*PROBLEM TO WORK ON*:
Transcribe the entries below exactly.

*RECORD EXCERPTS*:
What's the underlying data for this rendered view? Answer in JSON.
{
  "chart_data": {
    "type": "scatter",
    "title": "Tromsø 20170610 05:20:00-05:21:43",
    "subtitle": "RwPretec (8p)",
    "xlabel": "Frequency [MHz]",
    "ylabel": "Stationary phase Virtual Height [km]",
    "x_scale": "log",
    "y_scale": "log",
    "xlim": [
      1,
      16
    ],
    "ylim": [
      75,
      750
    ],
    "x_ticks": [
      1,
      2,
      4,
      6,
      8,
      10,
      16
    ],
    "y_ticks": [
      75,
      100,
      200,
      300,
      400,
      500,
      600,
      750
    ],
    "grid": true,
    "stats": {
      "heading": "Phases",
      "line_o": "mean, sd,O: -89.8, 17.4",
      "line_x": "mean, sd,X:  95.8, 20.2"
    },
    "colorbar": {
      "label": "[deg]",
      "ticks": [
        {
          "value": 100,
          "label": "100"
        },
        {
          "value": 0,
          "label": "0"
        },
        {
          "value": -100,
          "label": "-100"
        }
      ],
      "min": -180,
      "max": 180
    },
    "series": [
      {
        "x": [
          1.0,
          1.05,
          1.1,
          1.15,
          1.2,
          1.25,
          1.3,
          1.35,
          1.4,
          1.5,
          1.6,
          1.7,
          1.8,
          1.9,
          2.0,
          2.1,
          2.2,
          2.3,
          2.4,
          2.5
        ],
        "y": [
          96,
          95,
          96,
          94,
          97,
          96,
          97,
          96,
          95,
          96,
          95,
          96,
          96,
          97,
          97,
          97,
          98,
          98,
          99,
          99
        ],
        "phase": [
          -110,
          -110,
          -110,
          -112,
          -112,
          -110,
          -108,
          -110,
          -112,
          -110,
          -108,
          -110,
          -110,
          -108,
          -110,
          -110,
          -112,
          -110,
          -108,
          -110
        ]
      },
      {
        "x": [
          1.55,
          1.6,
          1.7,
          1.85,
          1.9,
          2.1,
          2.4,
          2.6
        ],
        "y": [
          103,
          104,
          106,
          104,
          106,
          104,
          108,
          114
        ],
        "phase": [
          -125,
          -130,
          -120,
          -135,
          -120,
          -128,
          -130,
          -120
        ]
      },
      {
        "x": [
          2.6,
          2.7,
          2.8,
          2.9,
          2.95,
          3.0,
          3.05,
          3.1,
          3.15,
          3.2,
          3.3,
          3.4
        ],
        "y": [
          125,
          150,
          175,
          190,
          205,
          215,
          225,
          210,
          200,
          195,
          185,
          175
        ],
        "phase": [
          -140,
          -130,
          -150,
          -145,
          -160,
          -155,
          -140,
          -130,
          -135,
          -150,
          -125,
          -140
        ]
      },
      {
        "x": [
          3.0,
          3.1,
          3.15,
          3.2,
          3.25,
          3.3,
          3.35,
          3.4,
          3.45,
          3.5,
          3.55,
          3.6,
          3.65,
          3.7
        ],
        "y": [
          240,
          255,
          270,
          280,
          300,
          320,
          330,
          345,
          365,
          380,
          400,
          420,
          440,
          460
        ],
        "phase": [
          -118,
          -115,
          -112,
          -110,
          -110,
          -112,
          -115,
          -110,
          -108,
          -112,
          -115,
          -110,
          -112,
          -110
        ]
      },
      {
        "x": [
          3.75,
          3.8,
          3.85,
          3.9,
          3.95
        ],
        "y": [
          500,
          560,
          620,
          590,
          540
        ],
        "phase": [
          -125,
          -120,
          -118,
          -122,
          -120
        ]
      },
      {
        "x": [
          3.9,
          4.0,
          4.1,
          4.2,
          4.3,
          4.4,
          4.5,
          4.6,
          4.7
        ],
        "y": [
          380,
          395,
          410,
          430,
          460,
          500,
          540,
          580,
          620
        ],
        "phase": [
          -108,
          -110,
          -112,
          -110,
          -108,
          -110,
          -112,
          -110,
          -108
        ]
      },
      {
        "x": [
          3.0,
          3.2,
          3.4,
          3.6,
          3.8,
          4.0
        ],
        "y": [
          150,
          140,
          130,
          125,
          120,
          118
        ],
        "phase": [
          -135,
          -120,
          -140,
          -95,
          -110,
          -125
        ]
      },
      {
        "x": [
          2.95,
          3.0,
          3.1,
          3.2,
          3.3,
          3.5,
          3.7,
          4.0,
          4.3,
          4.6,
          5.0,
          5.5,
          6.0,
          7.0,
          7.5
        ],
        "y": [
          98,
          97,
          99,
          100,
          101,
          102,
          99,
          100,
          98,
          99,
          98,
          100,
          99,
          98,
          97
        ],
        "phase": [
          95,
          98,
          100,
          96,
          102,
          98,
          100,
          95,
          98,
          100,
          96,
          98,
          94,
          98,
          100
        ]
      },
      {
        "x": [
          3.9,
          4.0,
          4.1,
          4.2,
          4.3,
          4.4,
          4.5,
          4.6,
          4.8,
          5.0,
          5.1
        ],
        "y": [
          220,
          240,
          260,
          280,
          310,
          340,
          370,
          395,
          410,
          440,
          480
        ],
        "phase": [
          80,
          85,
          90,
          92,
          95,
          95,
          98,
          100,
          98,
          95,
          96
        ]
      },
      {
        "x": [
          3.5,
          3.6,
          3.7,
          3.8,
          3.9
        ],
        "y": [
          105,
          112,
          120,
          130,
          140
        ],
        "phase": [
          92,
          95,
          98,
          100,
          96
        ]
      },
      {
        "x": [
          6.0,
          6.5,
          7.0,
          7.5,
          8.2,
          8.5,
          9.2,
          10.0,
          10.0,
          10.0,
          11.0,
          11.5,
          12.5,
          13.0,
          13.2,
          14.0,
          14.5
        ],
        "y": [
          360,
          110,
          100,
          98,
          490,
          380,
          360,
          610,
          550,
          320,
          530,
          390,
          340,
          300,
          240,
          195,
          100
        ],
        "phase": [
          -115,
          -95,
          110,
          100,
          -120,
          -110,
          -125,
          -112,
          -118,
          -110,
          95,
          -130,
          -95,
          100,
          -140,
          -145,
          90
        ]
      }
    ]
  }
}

*REPLY*:
What's the underlying data for this rendered view? Answer in JSON.
{
  "chart_data": {
    "type": "scatter",
    "title": "Tromsø 20170610 05:20:00-05:21:43",
    "subtitle": "RwPretec (8p)",
    "xlabel": "Frequency [MHz]",
    "ylabel": "Stationary phase Virtual Height [km]",
    "x_scale": "log",
    "y_scale": "log",
    "xlim": [
      1,
      16
    ],
    "ylim": [
      75,
      750
    ],
    "x_ticks": [
      1,
      2,
      4,
      6,
      8,
      10,
      16
    ],
    "y_ticks": [
      75,
      100,
      200,
      300,
      400,
      500,
      600,
      750
    ],
    "grid": true,
    "stats": {
      "heading": "Phases",
      "line_o": "mean, sd,O: -89.8, 17.4",
      "line_x": "mean, sd,X:  95.8, 20.2"
    },
    "colorbar": {
      "label": "[deg]",
      "ticks": [
        {
          "value": 100,
          "label": "100"
        },
        {
          "value": 0,
          "label": "0"
        },
        {
          "value": -100,
          "label": "-100"
        }
      ],
      "min": -180,
      "max": 180
    },
    "series": [
      {
        "x": [
          1.0,
          1.05,
          1.1,
          1.15,
          1.2,
          1.25,
          1.3,
          1.35,
          1.4,
          1.5,
          1.6,
          1.7,
          1.8,
          1.9,
          2.0,
          2.1,
          2.2,
          2.3,
          2.4,
          2.5
        ],
        "y": [
          96,
          95,
          96,
          94,
          97,
          96,
          97,
          96,
          95,
          96,
          95,
          96,
          96,
          97,
          97,
          97,
          98,
          98,
          99,
          99
        ],
        "phase": [
          -110,
          -110,
          -110,
          -112,
          -112,
          -110,
          -108,
          -110,
          -112,
          -110,
          -108,
          -110,
          -110,
          -108,
          -110,
          -110,
          -112,
          -110,
          -108,
          -110
        ]
      },
      {
        "x": [
          1.55,
          1.6,
          1.7,
          1.85,
          1.9,
          2.1,
          2.4,
          2.6
        ],
        "y": [
          103,
          104,
          106,
          104,
          106,
          104,
          108,
          114
        ],
        "phase": [
          -125,
          -130,
          -120,
          -135,
          -120,
          -128,
          -130,
          -120
        ]
      },
      {
        "x": [
          2.6,
          2.7,
          2.8,
          2.9,
          2.95,
          3.0,
          3.05,
          3.1,
          3.15,
          3.2,
          3.3,
          3.4
        ],
        "y": [
          125,
          150,
          175,
          190,
          205,
          215,
          225,
          210,
          200,
          195,
          185,
          175
        ],
        "phase": [
          -140,
          -130,
          -150,
          -145,
          -160,
          -155,
          -140,
          -130,
          -135,
          -150,
          -125,
          -140
        ]
      },
      {
        "x": [
          3.0,
          3.1,
          3.15,
          3.2,
          3.25,
          3.3,
          3.35,
          3.4,
          3.45,
          3.5,
          3.55,
          3.6,
          3.65,
          3.7
        ],
        "y": [
          240,
          255,
          270,
          280,
          300,
          320,
          330,
          345,
          365,
          380,
          400,
          420,
          440,
          460
        ],
        "phase": [
          -118,
          -115,
          -112,
          -110,
          -110,
          -112,
          -115,
          -110,
          -108,
          -112,
          -115,
          -110,
          -112,
          -110
        ]
      },
      {
        "x": [
          3.75,
          3.8,
          3.85,
          3.9,
          3.95
        ],
        "y": [
          500,
          560,
          620,
          590,
          540
        ],
        "phase": [
          -125,
          -120,
          -118,
          -122,
          -120
        ]
      },
      {
        "x": [
          3.9,
          4.0,
          4.1,
          4.2,
          4.3,
          4.4,
          4.5,
          4.6,
          4.7
        ],
        "y": [
          380,
          395,
          410,
          430,
          460,
          500,
          540,
          580,
          620
        ],
        "phase": [
          -108,
          -110,
          -112,
          -110,
          -108,
          -110,
          -112,
          -110,
          -108
        ]
      },
      {
        "x": [
          3.0,
          3.2,
          3.4,
          3.6,
          3.8,
          4.0
        ],
        "y": [
          150,
          140,
          130,
          125,
          120,
          118
        ],
        "phase": [
          -135,
          -120,
          -140,
          -95,
          -110,
          -125
        ]
      },
      {
        "x": [
          2.95,
          3.0,
          3.1,
          3.2,
          3.3,
          3.5,
          3.7,
          4.0,
          4.3,
          4.6,
          5.0,
          5.5,
          6.0,
          7.0,
          7.5
        ],
        "y": [
          98,
          97,
          99,
          100,
          101,
          102,
          99,
          100,
          98,
          99,
          98,
          100,
          99,
          98,
          97
        ],
        "phase": [
          95,
          98,
          100,
          96,
          102,
          98,
          100,
          95,
          98,
          100,
          96,
          98,
          94,
          98,
          100
        ]
      },
      {
        "x": [
          3.9,
          4.0,
          4.1,
          4.2,
          4.3,
          4.4,
          4.5,
          4.6,
          4.8,
          5.0,
          5.1
        ],
        "y": [
          220,
          240,
          260,
          280,
          310,
          340,
          370,
          395,
          410,
          440,
          480
        ],
        "phase": [
          80,
          85,
          90,
          92,
          95,
          95,
          98,
          100,
          98,
          95,
          96
        ]
      },
      {
        "x": [
          3.5,
          3.6,
          3.7,
          3.8,
          3.9
        ],
        "y": [
          105,
          112,
          120,
          130,
          140
        ],
        "phase": [
          92,
          95,
          98,
          100,
          96
        ]
      },
      {
        "x": [
          6.0,
          6.5,
          7.0,
          7.5,
          8.2,
          8.5,
          9.2,
          10.0,
          10.0,
          10.0,
          11.0,
          11.5,
          12.5,
          13.0,
          13.2,
          14.0,
          14.5
        ],
        "y": [
          360,
          110,
          100,
          98,
          490,
          380,
          360,
          610,
          550,
          320,
          530,
          390,
          340,
          300,
          240,
          195,
          100
        ],
        "phase": [
          -115,
          -95,
          110,
          100,
          -120,
          -110,
          -125,
          -112,
          -118,
          -110,
          95,
          -130,
          -95,
          100,
          -140,
          -145,
          90
        ]
      }
    ]
  }
}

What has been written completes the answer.